# Instruction:
For every line in the data below that contains "旧版认证书编号样式为", copy the line.
####
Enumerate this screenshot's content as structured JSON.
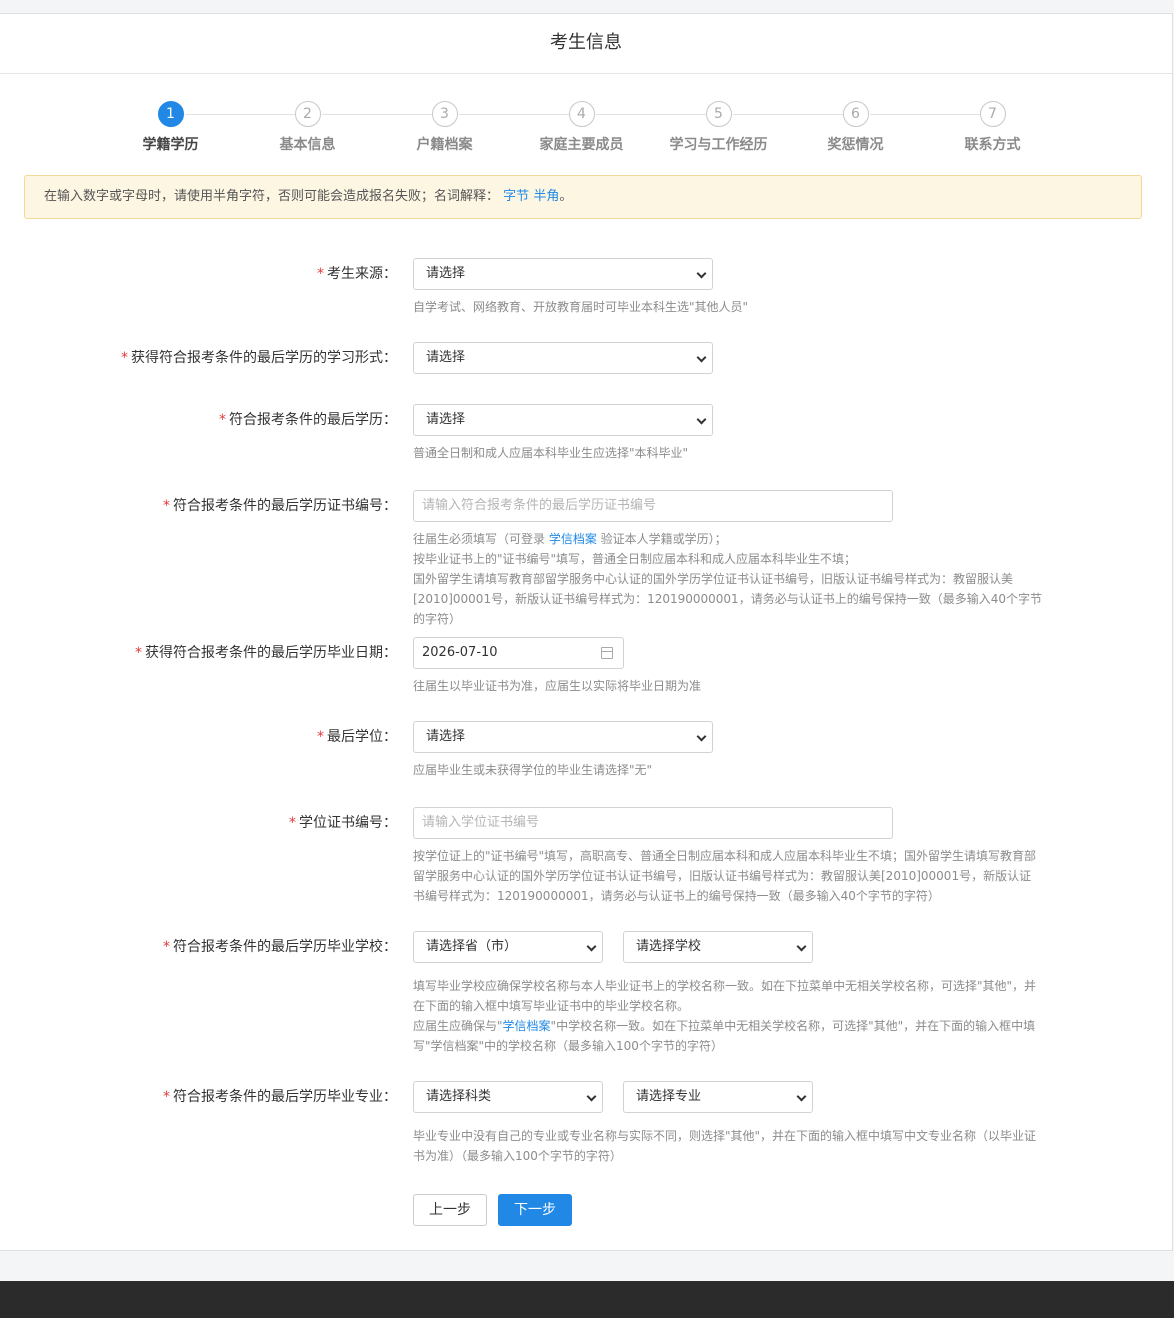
{
  "header": {
    "title": "考生信息"
  },
  "steps": [
    {
      "num": "1",
      "label": "学籍学历"
    },
    {
      "num": "2",
      "label": "基本信息"
    },
    {
      "num": "3",
      "label": "户籍档案"
    },
    {
      "num": "4",
      "label": "家庭主要成员"
    },
    {
      "num": "5",
      "label": "学习与工作经历"
    },
    {
      "num": "6",
      "label": "奖惩情况"
    },
    {
      "num": "7",
      "label": "联系方式"
    }
  ],
  "notice": {
    "text": "在输入数字或字母时，请使用半角字符，否则可能会造成报名失败；名词解释：",
    "link1": "字节",
    "link2": "半角",
    "tail": "。"
  },
  "form": {
    "source": {
      "label": "考生来源：",
      "value": "请选择",
      "hint": "自学考试、网络教育、开放教育届时可毕业本科生选\"其他人员\""
    },
    "study_form": {
      "label": "获得符合报考条件的最后学历的学习形式：",
      "value": "请选择"
    },
    "last_edu": {
      "label": "符合报考条件的最后学历：",
      "value": "请选择",
      "hint": "普通全日制和成人应届本科毕业生应选择\"本科毕业\""
    },
    "cert_no": {
      "label": "符合报考条件的最后学历证书编号：",
      "placeholder": "请输入符合报考条件的最后学历证书编号",
      "hint1_a": "往届生必须填写（可登录 ",
      "hint1_link": "学信档案",
      "hint1_b": " 验证本人学籍或学历）；",
      "hint2": "按毕业证书上的\"证书编号\"填写，普通全日制应届本科和成人应届本科毕业生不填；",
      "hint3": "国外留学生请填写教育部留学服务中心认证的国外学历学位证书认证书编号，旧版认证书编号样式为：教留服认美[2010]00001号，新版认证书编号样式为：120190000001，请务必与认证书上的编号保持一致（最多输入40个字节的字符）"
    },
    "grad_date": {
      "label": "获得符合报考条件的最后学历毕业日期：",
      "value": "2026-07-10",
      "hint": "往届生以毕业证书为准，应届生以实际将毕业日期为准"
    },
    "degree": {
      "label": "最后学位：",
      "value": "请选择",
      "hint": "应届毕业生或未获得学位的毕业生请选择\"无\""
    },
    "degree_no": {
      "label": "学位证书编号：",
      "placeholder": "请输入学位证书编号",
      "hint": "按学位证上的\"证书编号\"填写，高职高专、普通全日制应届本科和成人应届本科毕业生不填；国外留学生请填写教育部留学服务中心认证的国外学历学位证书认证书编号，旧版认证书编号样式为：教留服认美[2010]00001号，新版认证书编号样式为：120190000001，请务必与认证书上的编号保持一致（最多输入40个字节的字符）"
    },
    "school": {
      "label": "符合报考条件的最后学历毕业学校：",
      "province": "请选择省（市）",
      "school": "请选择学校",
      "hint1": "填写毕业学校应确保学校名称与本人毕业证书上的学校名称一致。如在下拉菜单中无相关学校名称，可选择\"其他\"，并在下面的输入框中填写毕业证书中的毕业学校名称。",
      "hint2_a": "应届生应确保与\"",
      "hint2_link": "学信档案",
      "hint2_b": "\"中学校名称一致。如在下拉菜单中无相关学校名称，可选择\"其他\"，并在下面的输入框中填写\"学信档案\"中的学校名称（最多输入100个字节的字符）"
    },
    "major": {
      "label": "符合报考条件的最后学历毕业专业：",
      "category": "请选择科类",
      "major": "请选择专业",
      "hint": "毕业专业中没有自己的专业或专业名称与实际不同，则选择\"其他\"，并在下面的输入框中填写中文专业名称（以毕业证书为准）（最多输入100个字节的字符）"
    }
  },
  "buttons": {
    "prev": "上一步",
    "next": "下一步"
  },
  "colors": {
    "primary": "#2189e5",
    "required": "#e4393c",
    "notice_bg": "#fdf6e3"
  }
}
####
# Answer to the task:
      "hint3": "国外留学生请填写教育部留学服务中心认证的国外学历学位证书认证书编号，旧版认证书编号样式为：教留服认美[2010]00001号，新版认证书编号样式为：120190000001，请务必与认证书上的编号保持一致（最多输入40个字节的字符）"
      "hint": "按学位证上的\"证书编号\"填写，高职高专、普通全日制应届本科和成人应届本科毕业生不填；国外留学生请填写教育部留学服务中心认证的国外学历学位证书认证书编号，旧版认证书编号样式为：教留服认美[2010]00001号，新版认证书编号样式为：120190000001，请务必与认证书上的编号保持一致（最多输入40个字节的字符）"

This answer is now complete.